──────── DATA TO PROCESS

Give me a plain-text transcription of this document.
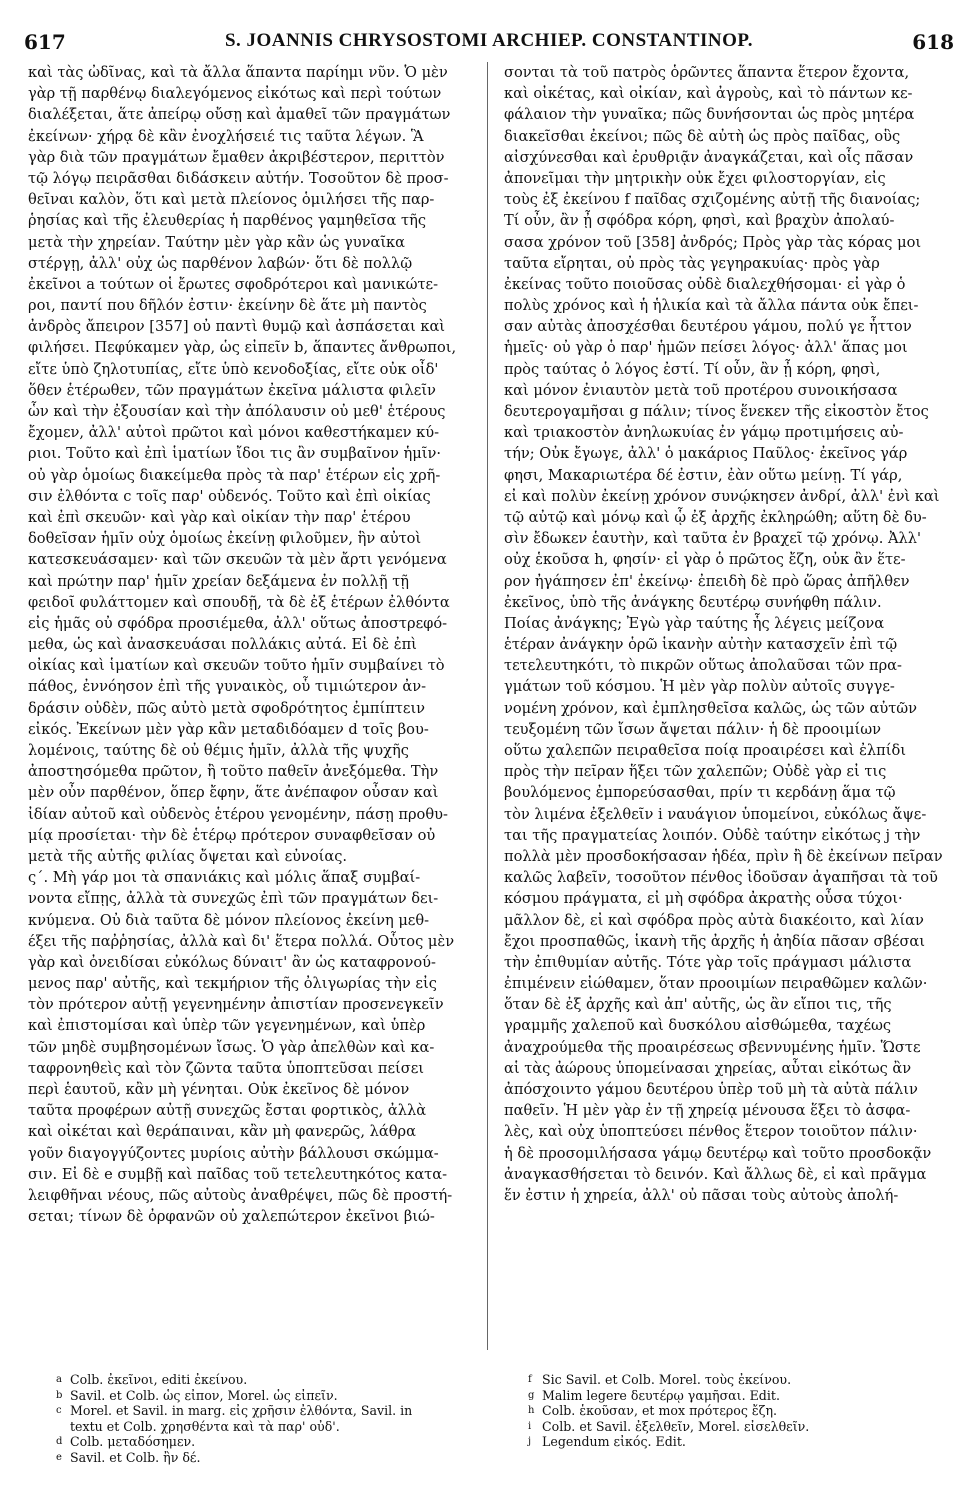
617	S. JOANNIS CHRYSOSTOMI ARCHIEP. CONSTANTINOP.	618
καὶ τὰς ὠδῖνας, καὶ τὰ ἄλλα ἅπαντα παρίημι νῦν. Ὁ μὲν
γὰρ τῇ παρθένῳ διαλεγόμενος εἰκότως καὶ περὶ τούτων
διαλέξεται, ἅτε ἀπείρῳ οὔσῃ καὶ ἀμαθεῖ τῶν πραγμάτων
ἐκείνων· χήρᾳ δὲ κἂν ἐνοχλήσειέ τις ταῦτα λέγων. Ἃ
γὰρ διὰ τῶν πραγμάτων ἔμαθεν ἀκριβέστερον, περιττὸν
τῷ λόγῳ πειρᾶσθαι διδάσκειν αὐτήν. Τοσοῦτον δὲ προσ-
θεῖναι καλὸν, ὅτι καὶ μετὰ πλείονος ὁμιλήσει τῆς παρ-
ῥησίας καὶ τῆς ἐλευθερίας ἡ παρθένος γαμηθεῖσα τῆς
μετὰ τὴν χηρείαν. Ταύτην μὲν γὰρ κἂν ὡς γυναῖκα
στέργῃ, ἀλλ' οὐχ ὡς παρθένον λαβών· ὅτι δὲ πολλῷ
ἐκεῖνοι a τούτων οἱ ἔρωτες σφοδρότεροι καὶ μανικώτε-
ροι, παντί που δῆλόν ἐστιν· ἐκείνην δὲ ἅτε μὴ παντὸς
ἀνδρὸς ἄπειρον [357] οὐ παντὶ θυμῷ καὶ ἀσπάσεται καὶ
φιλήσει. Πεφύκαμεν γὰρ, ὡς εἰπεῖν b, ἅπαντες ἄνθρωποι,
εἴτε ὑπὸ ζηλοτυπίας, εἴτε ὑπὸ κενοδοξίας, εἴτε οὐκ οἶδ'
ὅθεν ἑτέρωθεν, τῶν πραγμάτων ἐκεῖνα μάλιστα φιλεῖν
ὧν καὶ τὴν ἐξουσίαν καὶ τὴν ἀπόλαυσιν οὐ μεθ' ἑτέρους
ἔχομεν, ἀλλ' αὐτοὶ πρῶτοι καὶ μόνοι καθεστήκαμεν κύ-
ριοι. Τοῦτο καὶ ἐπὶ ἱματίων ἴδοι τις ἂν συμβαῖνον ἡμῖν·
οὐ γὰρ ὁμοίως διακείμεθα πρὸς τὰ παρ' ἑτέρων εἰς χρῆ-
σιν ἐλθόντα c τοῖς παρ' οὐδενός. Τοῦτο καὶ ἐπὶ οἰκίας
καὶ ἐπὶ σκευῶν· καὶ γὰρ καὶ οἰκίαν τὴν παρ' ἑτέρου
δοθεῖσαν ἡμῖν οὐχ ὁμοίως ἐκείνῃ φιλοῦμεν, ἣν αὐτοὶ
κατεσκευάσαμεν· καὶ τῶν σκευῶν τὰ μὲν ἄρτι γενόμενα
καὶ πρώτην παρ' ἡμῖν χρείαν δεξάμενα ἐν πολλῇ τῇ
φειδοῖ φυλάττομεν καὶ σπουδῇ, τὰ δὲ ἐξ ἑτέρων ἐλθόντα
εἰς ἡμᾶς οὐ σφόδρα προσιέμεθα, ἀλλ' οὕτως ἀποστρεφό-
μεθα, ὡς καὶ ἀνασκευάσαι πολλάκις αὐτά. Εἰ δὲ ἐπὶ
οἰκίας καὶ ἱματίων καὶ σκευῶν τοῦτο ἡμῖν συμβαίνει τὸ
πάθος, ἐννόησον ἐπὶ τῆς γυναικὸς, οὗ τιμιώτερον ἀν-
δράσιν οὐδὲν, πῶς αὐτὸ μετὰ σφοδρότητος ἐμπίπτειν
εἰκός. Ἐκείνων μὲν γὰρ κἂν μεταδιδόαμεν d τοῖς βου-
λομένοις, ταύτης δὲ οὐ θέμις ἡμῖν, ἀλλὰ τῆς ψυχῆς
ἀποστησόμεθα πρῶτον, ἢ τοῦτο παθεῖν ἀνεξόμεθα. Τὴν
μὲν οὖν παρθένον, ὅπερ ἔφην, ἅτε ἀνέπαφον οὖσαν καὶ
ἰδίαν αὐτοῦ καὶ οὐδενὸς ἑτέρου γενομένην, πάσῃ προθυ-
μίᾳ προσίεται· τὴν δὲ ἑτέρῳ πρότερον συναφθεῖσαν οὐ
μετὰ τῆς αὐτῆς φιλίας ὄψεται καὶ εὐνοίας.
ς΄. Μὴ γάρ μοι τὰ σπανιάκις καὶ μόλις ἅπαξ συμβαί-
νοντα εἴπῃς, ἀλλὰ τὰ συνεχῶς ἐπὶ τῶν πραγμάτων δει-
κνύμενα. Οὐ διὰ ταῦτα δὲ μόνον πλείονος ἐκείνη μεθ-
έξει τῆς παῤῥησίας, ἀλλὰ καὶ δι' ἕτερα πολλά. Οὗτος μὲν
γὰρ καὶ ὀνειδίσαι εὐκόλως δύναιτ' ἂν ὡς καταφρονού-
μενος παρ' αὐτῆς, καὶ τεκμήριον τῆς ὀλιγωρίας τὴν εἰς
τὸν πρότερον αὐτῇ γεγενημένην ἀπιστίαν προσενεγκεῖν
καὶ ἐπιστομίσαι καὶ ὑπὲρ τῶν γεγενημένων, καὶ ὑπὲρ
τῶν μηδὲ συμβησομένων ἴσως. Ὁ γὰρ ἀπελθὼν καὶ κα-
ταφρονηθεὶς καὶ τὸν ζῶντα ταῦτα ὑποπτεῦσαι πείσει
περὶ ἑαυτοῦ, κἂν μὴ γένηται. Οὐκ ἐκεῖνος δὲ μόνον
ταῦτα προφέρων αὐτῇ συνεχῶς ἔσται φορτικὸς, ἀλλὰ
καὶ οἰκέται καὶ θεράπαιναι, κἂν μὴ φανερῶς, λάθρα
γοῦν διαγογγύζοντες μυρίοις αὐτὴν βάλλουσι σκώμμα-
σιν. Εἰ δὲ e συμβῇ καὶ παῖδας τοῦ τετελευτηκότος κατα-
λειφθῆναι νέους, πῶς αὐτοὺς ἀναθρέψει, πῶς δὲ προστή-
σεται; τίνων δὲ ὀρφανῶν οὐ χαλεπώτερον ἐκεῖνοι βιώ-
σονται τὰ τοῦ πατρὸς ὁρῶντες ἅπαντα ἕτερον ἔχοντα,
καὶ οἰκέτας, καὶ οἰκίαν, καὶ ἀγροὺς, καὶ τὸ πάντων κε-
φάλαιον τὴν γυναῖκα; πῶς δυνήσονται ὡς πρὸς μητέρα
διακεῖσθαι ἐκείνοι; πῶς δὲ αὐτὴ ὡς πρὸς παῖδας, οὓς
αἰσχύνεσθαι καὶ ἐρυθριᾷν ἀναγκάζεται, καὶ οἷς πᾶσαν
ἀπονεῖμαι τὴν μητρικὴν οὐκ ἔχει φιλοστοργίαν, εἰς
τοὺς ἐξ ἐκείνου f παῖδας σχιζομένης αὐτῇ τῆς διανοίας;
Τί οὖν, ἂν ᾖ σφόδρα κόρη, φησὶ, καὶ βραχὺν ἀπολαύ-
σασα χρόνον τοῦ [358] ἀνδρός; Πρὸς γὰρ τὰς κόρας μοι
ταῦτα εἴρηται, οὐ πρὸς τὰς γεγηρακυίας· πρὸς γὰρ
ἐκείνας τοῦτο ποιοῦσας οὐδὲ διαλεχθήσομαι· εἰ γὰρ ὁ
πολὺς χρόνος καὶ ἡ ἡλικία καὶ τὰ ἄλλα πάντα οὐκ ἔπει-
σαν αὐτὰς ἀποσχέσθαι δευτέρου γάμου, πολύ γε ἧττον
ἡμεῖς· οὐ γὰρ ὁ παρ' ἡμῶν πείσει λόγος· ἀλλ' ἅπας μοι
πρὸς ταύτας ὁ λόγος ἐστί. Τί οὖν, ἂν ᾖ κόρη, φησὶ,
καὶ μόνον ἐνιαυτὸν μετὰ τοῦ προτέρου συνοικήσασα
δευτερογαμῆσαι g πάλιν; τίνος ἕνεκεν τῆς εἰκοστὸν ἔτος
καὶ τριακοστὸν ἀνηλωκυίας ἐν γάμῳ προτιμήσεις αὐ-
τήν; Οὐκ ἔγωγε, ἀλλ' ὁ μακάριος Παῦλος· ἐκεῖνος γάρ
φησι, Μακαριωτέρα δέ ἐστιν, ἐὰν οὕτω μείνῃ. Τί γάρ,
εἰ καὶ πολὺν ἐκείνῃ χρόνον συνῴκησεν ἀνδρί, ἀλλ' ἐνὶ καὶ
τῷ αὐτῷ καὶ μόνῳ καὶ ᾧ ἐξ ἀρχῆς ἐκληρώθη; αὕτη δὲ δυ-
σὶν ἔδωκεν ἑαυτὴν, καὶ ταῦτα ἐν βραχεῖ τῷ χρόνῳ. Ἀλλ'
οὐχ ἑκοῦσα h, φησίν· εἰ γὰρ ὁ πρῶτος ἔζη, οὐκ ἂν ἕτε-
ρον ἠγάπησεν ἐπ' ἐκείνῳ· ἐπειδὴ δὲ πρὸ ὥρας ἀπῆλθεν
ἐκεῖνος, ὑπὸ τῆς ἀνάγκης δευτέρῳ συνήφθη πάλιν.
Ποίας ἀνάγκης; Ἐγὼ γὰρ ταύτης ἧς λέγεις μείζονα
ἑτέραν ἀνάγκην ὁρῶ ἱκανὴν αὐτὴν κατασχεῖν ἐπὶ τῷ
τετελευτηκότι, τὸ πικρῶν οὕτως ἀπολαῦσαι τῶν πρα-
γμάτων τοῦ κόσμου. Ἡ μὲν γὰρ πολὺν αὐτοῖς συγγε-
νομένη χρόνον, καὶ ἐμπλησθεῖσα καλῶς, ὡς τῶν αὐτῶν
τευξομένη τῶν ἴσων ἄψεται πάλιν· ἡ δὲ προοιμίων
οὕτω χαλεπῶν πειραθεῖσα ποίᾳ προαιρέσει καὶ ἐλπίδι
πρὸς τὴν πεῖραν ἥξει τῶν χαλεπῶν; Οὐδὲ γὰρ εἰ τις
βουλόμενος ἐμπορεύσασθαι, πρίν τι κερδάνῃ ἅμα τῷ
τὸν λιμένα ἐξελθεῖν i ναυάγιον ὑπομείνοι, εὐκόλως ἄψε-
ται τῆς πραγματείας λοιπόν. Οὐδὲ ταύτην εἰκότως j τὴν
πολλὰ μὲν προσδοκήσασαν ἡδέα, πρὶν ἢ δὲ ἐκείνων πεῖραν
καλῶς λαβεῖν, τοσοῦτον πένθος ἰδοῦσαν ἀγαπῆσαι τὰ τοῦ
κόσμου πράγματα, εἰ μὴ σφόδρα ἀκρατὴς οὖσα τύχοι·
μᾶλλον δὲ, εἰ καὶ σφόδρα πρὸς αὐτὰ διακέοιτο, καὶ λίαν
ἔχοι προσπαθῶς, ἱκανὴ τῆς ἀρχῆς ἡ ἀηδία πᾶσαν σβέσαι
τὴν ἐπιθυμίαν αὐτῆς. Τότε γὰρ τοῖς πράγμασι μάλιστα
ἐπιμένειν εἰώθαμεν, ὅταν προοιμίων πειραθῶμεν καλῶν·
ὅταν δὲ ἐξ ἀρχῆς καὶ ἀπ' αὐτῆς, ὡς ἂν εἴποι τις, τῆς
γραμμῆς χαλεποῦ καὶ δυσκόλου αἰσθώμεθα, ταχέως
ἀναχρούμεθα τῆς προαιρέσεως σβεννυμένης ἡμῖν. Ὥστε
αἱ τὰς ἀώρους ὑπομείνασαι χηρείας, αὗται εἰκότως ἂν
ἀπόσχοιντο γάμου δευτέρου ὑπὲρ τοῦ μὴ τὰ αὐτὰ πάλιν
παθεῖν. Ἡ μὲν γὰρ ἐν τῇ χηρείᾳ μένουσα ἕξει τὸ ἀσφα-
λὲς, καὶ οὐχ ὑποπτεύσει πένθος ἕτερον τοιοῦτον πάλιν·
ἡ δὲ προσομιλήσασα γάμῳ δευτέρῳ καὶ τοῦτο προσδοκᾷν
ἀναγκασθήσεται τὸ δεινόν. Καὶ ἄλλως δὲ, εἰ καὶ πρᾶγμα
ἕν ἐστιν ἡ χηρεία, ἀλλ' οὐ πᾶσαι τοὺς αὐτοὺς ἀπολή-
a Colb. ἐκεῖνοι, editi ἐκείνου.
b Savil. et Colb. ὡς εἰπον, Morel. ὡς εἰπεῖν.
c Morel. et Savil. in marg. εἰς χρῆσιν ἐλθόντα, Savil. in
textu et Colb. χρησθέντα καὶ τὰ παρ' οὐδ'.
d Colb. μεταδόσημεν.
e Savil. et Colb. ἢν δέ.
f Sic Savil. et Colb. Morel. τοὺς ἐκείνου.
g Malim legere δευτέρῳ γαμῆσαι. Edit.
h Colb. ἑκοῦσαν, et mox πρότερος ἔζη.
i Colb. et Savil. ἐξελθεῖν, Morel. εἰσελθεῖν.
j Legendum εἰκός. Edit.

────────────────

EXERCISE DIRECTIONS:
Count the lines that hold the string "πεῖραν", and reply with that number alone.

THE SOLUTION:
2